**THE PROBLEM**
Look for the string "Ernennung" and copy every line that has it.

Recorded data
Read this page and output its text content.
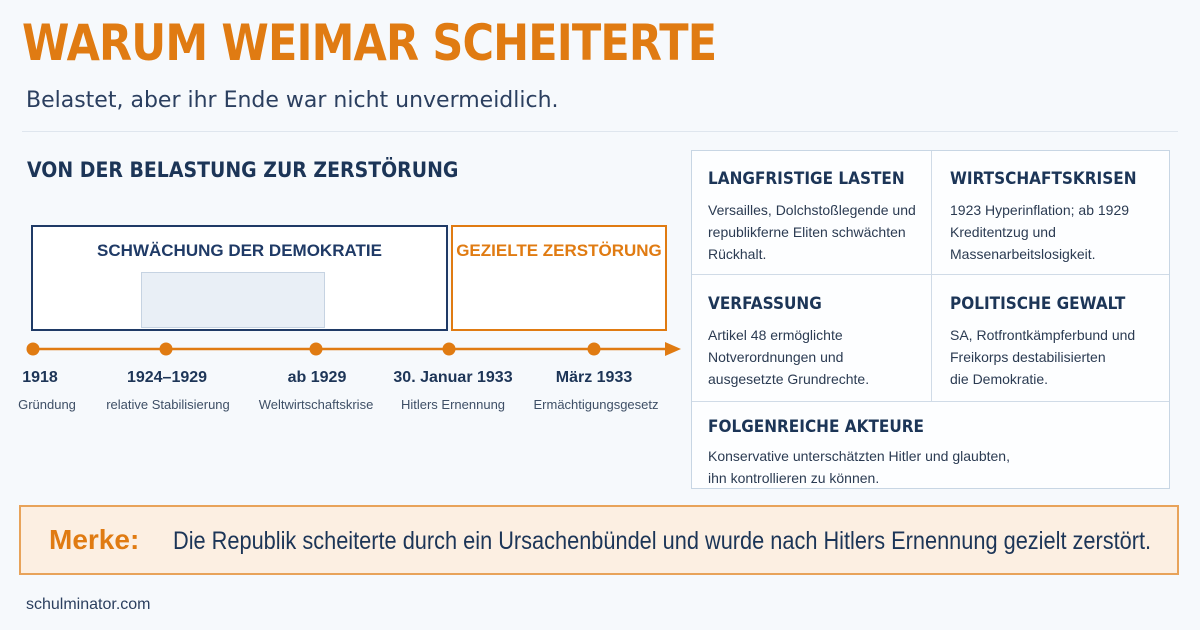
WARUM WEIMAR SCHEITERTE
Belastet, aber ihr Ende war nicht unvermeidlich.
VON DER BELASTUNG ZUR ZERSTÖRUNG
SCHWÄCHUNG DER DEMOKRATIE	GEZIELTE ZERSTÖRUNG
1918
Gründung
1924–1929
relative Stabilisierung
ab 1929
Weltwirtschaftskrise
30. Januar 1933
Hitlers Ernennung
März 1933
Ermächtigungsgesetz
LANGFRISTIGE LASTEN
Versailles, Dolchstoßlegende und
republikferne Eliten schwächten
Rückhalt.
WIRTSCHAFTSKRISEN
1923 Hyperinflation; ab 1929
Kreditentzug und
Massenarbeitslosigkeit.
VERFASSUNG
Artikel 48 ermöglichte
Notverordnungen und
ausgesetzte Grundrechte.
POLITISCHE GEWALT
SA, Rotfrontkämpferbund und
Freikorps destabilisierten
die Demokratie.
FOLGENREICHE AKTEURE
Konservative unterschätzten Hitler und glaubten,
ihn kontrollieren zu können.
Merke: Die Republik scheiterte durch ein Ursachenbündel und wurde nach Hitlers Ernennung gezielt zerstört.
schulminator.com
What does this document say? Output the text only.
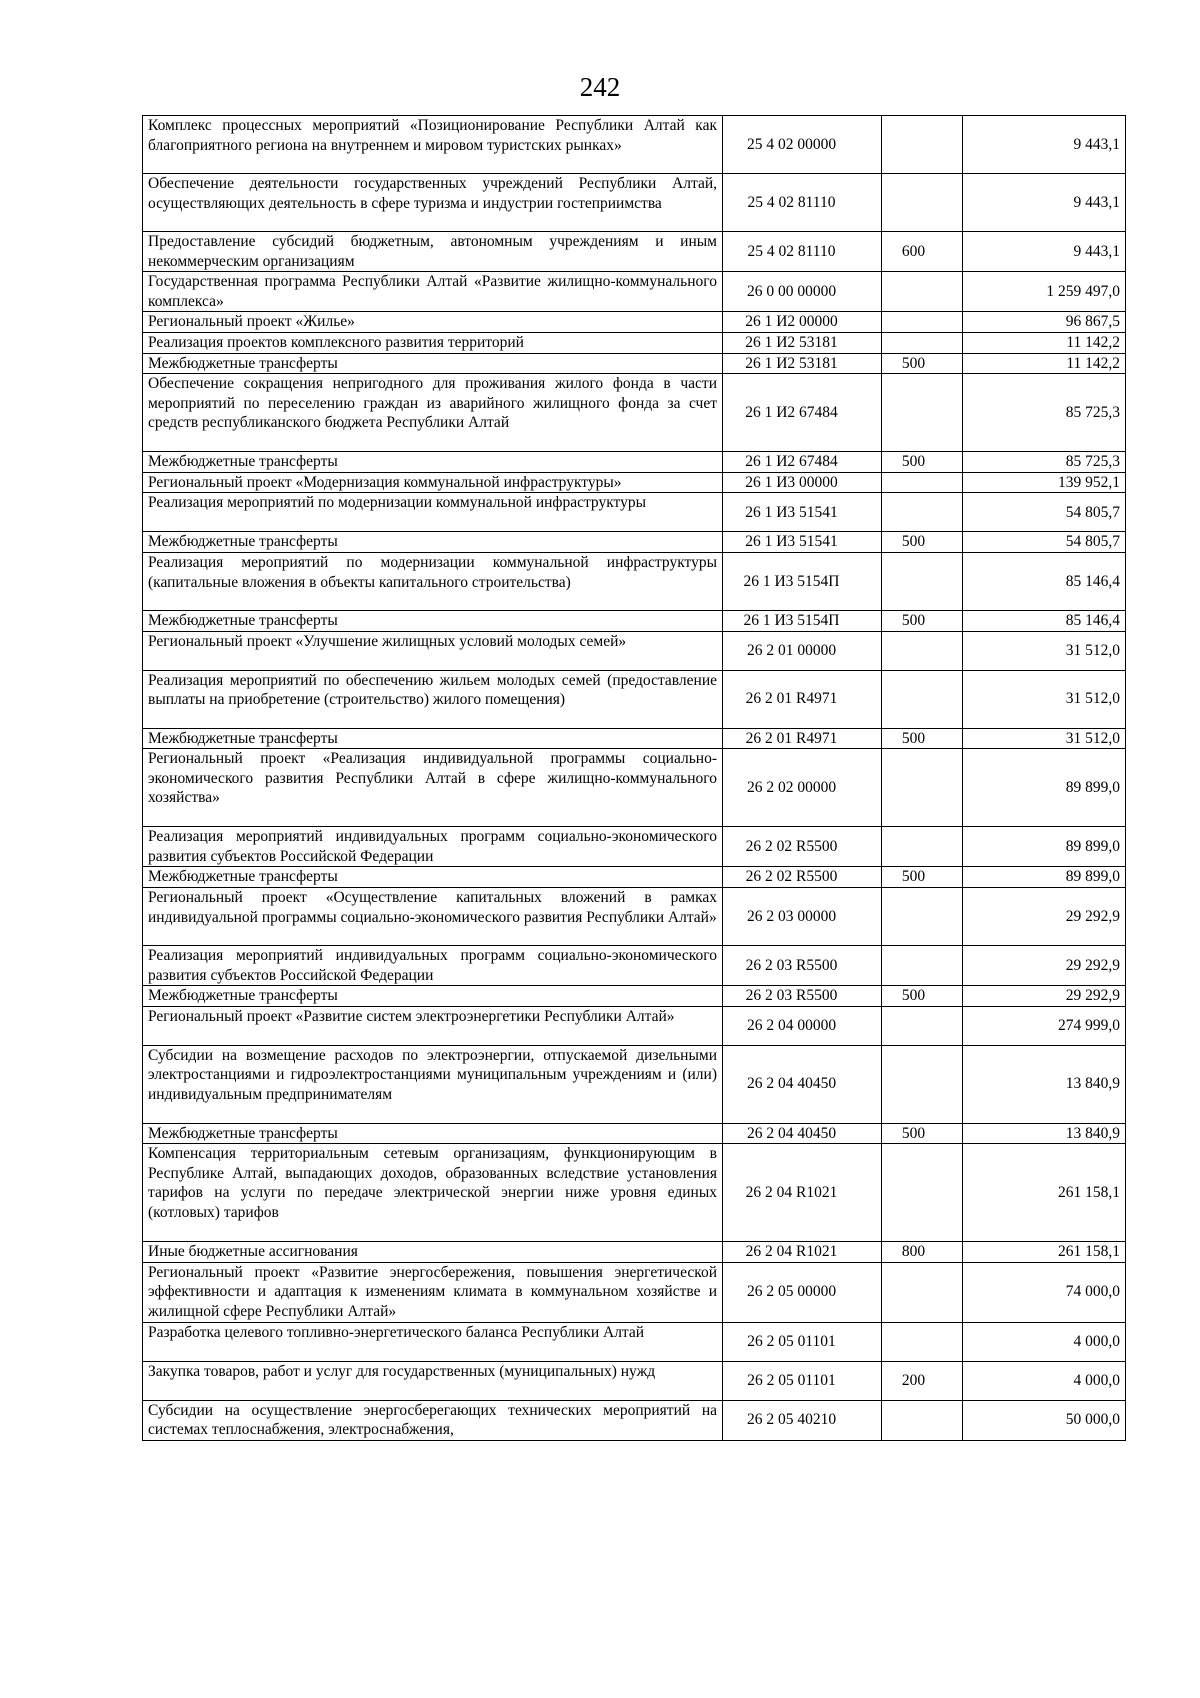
242
Комплекс процессных мероприятий «Позиционирование Республики Алтай как благоприятного региона на внутреннем и мировом туристских рынках»	25 4 02 00000		9 443,1
Обеспечение деятельности государственных учреждений Республики Алтай, осуществляющих деятельность в сфере туризма и индустрии гостеприимства	25 4 02 81110		9 443,1
Предоставление субсидий бюджетным, автономным учреждениям и иным некоммерческим организациям	25 4 02 81110	600	9 443,1
Государственная программа Республики Алтай «Развитие жилищно-коммунального комплекса»	26 0 00 00000		1 259 497,0
Региональный проект «Жилье»	26 1 И2 00000		96 867,5
Реализация проектов комплексного развития территорий	26 1 И2 53181		11 142,2
Межбюджетные трансферты	26 1 И2 53181	500	11 142,2
Обеспечение сокращения непригодного для проживания жилого фонда в части мероприятий по переселению граждан из аварийного жилищного фонда за счет средств республиканского бюджета Республики Алтай	26 1 И2 67484		85 725,3
Межбюджетные трансферты	26 1 И2 67484	500	85 725,3
Региональный проект «Модернизация коммунальной инфраструктуры»	26 1 И3 00000		139 952,1
Реализация мероприятий по модернизации коммунальной инфраструктуры	26 1 И3 51541		54 805,7
Межбюджетные трансферты	26 1 И3 51541	500	54 805,7
Реализация мероприятий по модернизации коммунальной инфраструктуры (капитальные вложения в объекты капитального строительства)	26 1 И3 5154П		85 146,4
Межбюджетные трансферты	26 1 И3 5154П	500	85 146,4
Региональный проект «Улучшение жилищных условий молодых семей»	26 2 01 00000		31 512,0
Реализация мероприятий по обеспечению жильем молодых семей (предоставление выплаты на приобретение (строительство) жилого помещения)	26 2 01 R4971		31 512,0
Межбюджетные трансферты	26 2 01 R4971	500	31 512,0
Региональный проект «Реализация индивидуальной программы социально-экономического развития Республики Алтай в сфере жилищно-коммунального хозяйства»	26 2 02 00000		89 899,0
Реализация мероприятий индивидуальных программ социально-экономического развития субъектов Российской Федерации	26 2 02 R5500		89 899,0
Межбюджетные трансферты	26 2 02 R5500	500	89 899,0
Региональный проект «Осуществление капитальных вложений в рамках индивидуальной программы социально-экономического развития Республики Алтай»	26 2 03 00000		29 292,9
Реализация мероприятий индивидуальных программ социально-экономического развития субъектов Российской Федерации	26 2 03 R5500		29 292,9
Межбюджетные трансферты	26 2 03 R5500	500	29 292,9
Региональный проект «Развитие систем электроэнергетики Республики Алтай»	26 2 04 00000		274 999,0
Субсидии на возмещение расходов по электроэнергии, отпускаемой дизельными электростанциями и гидроэлектростанциями муниципальным учреждениям и (или) индивидуальным предпринимателям	26 2 04 40450		13 840,9
Межбюджетные трансферты	26 2 04 40450	500	13 840,9
Компенсация территориальным сетевым организациям, функционирующим в Республике Алтай, выпадающих доходов, образованных вследствие установления тарифов на услуги по передаче электрической энергии ниже уровня единых (котловых) тарифов	26 2 04 R1021		261 158,1
Иные бюджетные ассигнования	26 2 04 R1021	800	261 158,1
Региональный проект «Развитие энергосбережения, повышения энергетической эффективности и адаптация к изменениям климата в коммунальном хозяйстве и жилищной сфере Республики Алтай»	26 2 05 00000		74 000,0
Разработка целевого топливно-энергетического баланса Республики Алтай	26 2 05 01101		4 000,0
Закупка товаров, работ и услуг для государственных (муниципальных) нужд	26 2 05 01101	200	4 000,0
Субсидии на осуществление энергосберегающих технических мероприятий на системах теплоснабжения, электроснабжения,	26 2 05 40210		50 000,0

**ANSWER FOR THIS EXERCISE**
Hitlers Ernennung
Merke: Die Republik scheiterte durch ein Ursachenbündel und wurde nach Hitlers Ernennung gezielt zerstört.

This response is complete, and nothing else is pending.